──────── Information supplied ────────

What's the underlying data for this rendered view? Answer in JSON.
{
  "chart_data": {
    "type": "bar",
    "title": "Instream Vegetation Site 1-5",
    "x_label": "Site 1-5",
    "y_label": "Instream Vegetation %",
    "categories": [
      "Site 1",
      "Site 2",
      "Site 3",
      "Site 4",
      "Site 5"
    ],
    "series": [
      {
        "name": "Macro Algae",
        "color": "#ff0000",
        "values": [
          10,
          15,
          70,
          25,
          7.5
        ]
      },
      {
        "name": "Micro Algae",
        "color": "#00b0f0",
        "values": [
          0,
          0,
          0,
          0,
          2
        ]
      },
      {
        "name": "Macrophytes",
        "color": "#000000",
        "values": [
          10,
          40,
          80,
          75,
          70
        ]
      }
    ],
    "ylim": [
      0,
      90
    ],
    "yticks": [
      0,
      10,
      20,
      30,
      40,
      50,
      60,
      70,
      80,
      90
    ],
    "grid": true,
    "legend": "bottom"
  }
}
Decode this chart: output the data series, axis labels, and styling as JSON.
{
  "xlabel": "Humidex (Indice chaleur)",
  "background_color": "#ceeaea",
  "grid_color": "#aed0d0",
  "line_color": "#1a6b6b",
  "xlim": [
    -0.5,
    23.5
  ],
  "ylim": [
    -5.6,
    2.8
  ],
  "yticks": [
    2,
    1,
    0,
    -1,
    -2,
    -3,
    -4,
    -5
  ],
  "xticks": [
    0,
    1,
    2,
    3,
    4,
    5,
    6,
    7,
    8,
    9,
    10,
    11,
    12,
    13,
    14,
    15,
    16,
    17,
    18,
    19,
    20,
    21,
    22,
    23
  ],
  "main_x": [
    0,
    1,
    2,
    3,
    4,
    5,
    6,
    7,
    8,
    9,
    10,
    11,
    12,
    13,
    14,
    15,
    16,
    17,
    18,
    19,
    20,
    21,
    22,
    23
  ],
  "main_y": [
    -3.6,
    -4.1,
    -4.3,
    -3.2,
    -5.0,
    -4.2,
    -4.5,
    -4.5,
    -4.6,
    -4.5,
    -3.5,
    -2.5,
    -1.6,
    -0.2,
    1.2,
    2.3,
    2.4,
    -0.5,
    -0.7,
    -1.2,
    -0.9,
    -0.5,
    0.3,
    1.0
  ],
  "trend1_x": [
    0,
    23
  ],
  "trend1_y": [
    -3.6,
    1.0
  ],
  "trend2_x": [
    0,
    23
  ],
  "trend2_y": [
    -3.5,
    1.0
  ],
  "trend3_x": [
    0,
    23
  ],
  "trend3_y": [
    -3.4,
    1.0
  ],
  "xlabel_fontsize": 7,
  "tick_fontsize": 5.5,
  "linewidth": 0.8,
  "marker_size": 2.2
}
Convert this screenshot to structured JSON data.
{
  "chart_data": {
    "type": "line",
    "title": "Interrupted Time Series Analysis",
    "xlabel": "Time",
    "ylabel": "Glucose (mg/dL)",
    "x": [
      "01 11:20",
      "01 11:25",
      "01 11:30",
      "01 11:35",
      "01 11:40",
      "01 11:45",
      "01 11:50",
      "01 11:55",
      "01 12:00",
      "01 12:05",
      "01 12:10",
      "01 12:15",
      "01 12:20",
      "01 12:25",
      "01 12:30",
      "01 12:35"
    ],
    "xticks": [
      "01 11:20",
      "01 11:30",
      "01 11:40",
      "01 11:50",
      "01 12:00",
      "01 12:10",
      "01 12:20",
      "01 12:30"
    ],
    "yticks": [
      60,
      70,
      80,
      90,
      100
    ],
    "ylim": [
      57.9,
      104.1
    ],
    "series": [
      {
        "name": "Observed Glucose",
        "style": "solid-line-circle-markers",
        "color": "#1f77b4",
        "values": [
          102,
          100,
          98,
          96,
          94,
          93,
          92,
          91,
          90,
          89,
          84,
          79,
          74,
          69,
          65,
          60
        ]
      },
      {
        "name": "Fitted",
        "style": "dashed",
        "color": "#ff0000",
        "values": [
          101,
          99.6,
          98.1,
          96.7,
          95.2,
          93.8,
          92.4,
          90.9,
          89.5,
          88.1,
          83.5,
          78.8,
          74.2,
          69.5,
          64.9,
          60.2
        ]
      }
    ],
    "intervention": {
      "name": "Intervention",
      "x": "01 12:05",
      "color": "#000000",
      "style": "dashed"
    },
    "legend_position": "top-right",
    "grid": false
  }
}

────────

• Description of the task
Repeat every entry exactly, please.

• Exercise output
What's the underlying data for this rendered view? Answer in JSON.
{
  "chart_data": {
    "type": "bar",
    "title": "Instream Vegetation Site 1-5",
    "x_label": "Site 1-5",
    "y_label": "Instream Vegetation %",
    "categories": [
      "Site 1",
      "Site 2",
      "Site 3",
      "Site 4",
      "Site 5"
    ],
    "series": [
      {
        "name": "Macro Algae",
        "color": "#ff0000",
        "values": [
          10,
          15,
          70,
          25,
          7.5
        ]
      },
      {
        "name": "Micro Algae",
        "color": "#00b0f0",
        "values": [
          0,
          0,
          0,
          0,
          2
        ]
      },
      {
        "name": "Macrophytes",
        "color": "#000000",
        "values": [
          10,
          40,
          80,
          75,
          70
        ]
      }
    ],
    "ylim": [
      0,
      90
    ],
    "yticks": [
      0,
      10,
      20,
      30,
      40,
      50,
      60,
      70,
      80,
      90
    ],
    "grid": true,
    "legend": "bottom"
  }
}
Decode this chart: output the data series, axis labels, and styling as JSON.
{
  "xlabel": "Humidex (Indice chaleur)",
  "background_color": "#ceeaea",
  "grid_color": "#aed0d0",
  "line_color": "#1a6b6b",
  "xlim": [
    -0.5,
    23.5
  ],
  "ylim": [
    -5.6,
    2.8
  ],
  "yticks": [
    2,
    1,
    0,
    -1,
    -2,
    -3,
    -4,
    -5
  ],
  "xticks": [
    0,
    1,
    2,
    3,
    4,
    5,
    6,
    7,
    8,
    9,
    10,
    11,
    12,
    13,
    14,
    15,
    16,
    17,
    18,
    19,
    20,
    21,
    22,
    23
  ],
  "main_x": [
    0,
    1,
    2,
    3,
    4,
    5,
    6,
    7,
    8,
    9,
    10,
    11,
    12,
    13,
    14,
    15,
    16,
    17,
    18,
    19,
    20,
    21,
    22,
    23
  ],
  "main_y": [
    -3.6,
    -4.1,
    -4.3,
    -3.2,
    -5.0,
    -4.2,
    -4.5,
    -4.5,
    -4.6,
    -4.5,
    -3.5,
    -2.5,
    -1.6,
    -0.2,
    1.2,
    2.3,
    2.4,
    -0.5,
    -0.7,
    -1.2,
    -0.9,
    -0.5,
    0.3,
    1.0
  ],
  "trend1_x": [
    0,
    23
  ],
  "trend1_y": [
    -3.6,
    1.0
  ],
  "trend2_x": [
    0,
    23
  ],
  "trend2_y": [
    -3.5,
    1.0
  ],
  "trend3_x": [
    0,
    23
  ],
  "trend3_y": [
    -3.4,
    1.0
  ],
  "xlabel_fontsize": 7,
  "tick_fontsize": 5.5,
  "linewidth": 0.8,
  "marker_size": 2.2
}
Convert this screenshot to structured JSON data.
{
  "chart_data": {
    "type": "line",
    "title": "Interrupted Time Series Analysis",
    "xlabel": "Time",
    "ylabel": "Glucose (mg/dL)",
    "x": [
      "01 11:20",
      "01 11:25",
      "01 11:30",
      "01 11:35",
      "01 11:40",
      "01 11:45",
      "01 11:50",
      "01 11:55",
      "01 12:00",
      "01 12:05",
      "01 12:10",
      "01 12:15",
      "01 12:20",
      "01 12:25",
      "01 12:30",
      "01 12:35"
    ],
    "xticks": [
      "01 11:20",
      "01 11:30",
      "01 11:40",
      "01 11:50",
      "01 12:00",
      "01 12:10",
      "01 12:20",
      "01 12:30"
    ],
    "yticks": [
      60,
      70,
      80,
      90,
      100
    ],
    "ylim": [
      57.9,
      104.1
    ],
    "series": [
      {
        "name": "Observed Glucose",
        "style": "solid-line-circle-markers",
        "color": "#1f77b4",
        "values": [
          102,
          100,
          98,
          96,
          94,
          93,
          92,
          91,
          90,
          89,
          84,
          79,
          74,
          69,
          65,
          60
        ]
      },
      {
        "name": "Fitted",
        "style": "dashed",
        "color": "#ff0000",
        "values": [
          101,
          99.6,
          98.1,
          96.7,
          95.2,
          93.8,
          92.4,
          90.9,
          89.5,
          88.1,
          83.5,
          78.8,
          74.2,
          69.5,
          64.9,
          60.2
        ]
      }
    ],
    "intervention": {
      "name": "Intervention",
      "x": "01 12:05",
      "color": "#000000",
      "style": "dashed"
    },
    "legend_position": "top-right",
    "grid": false
  }
}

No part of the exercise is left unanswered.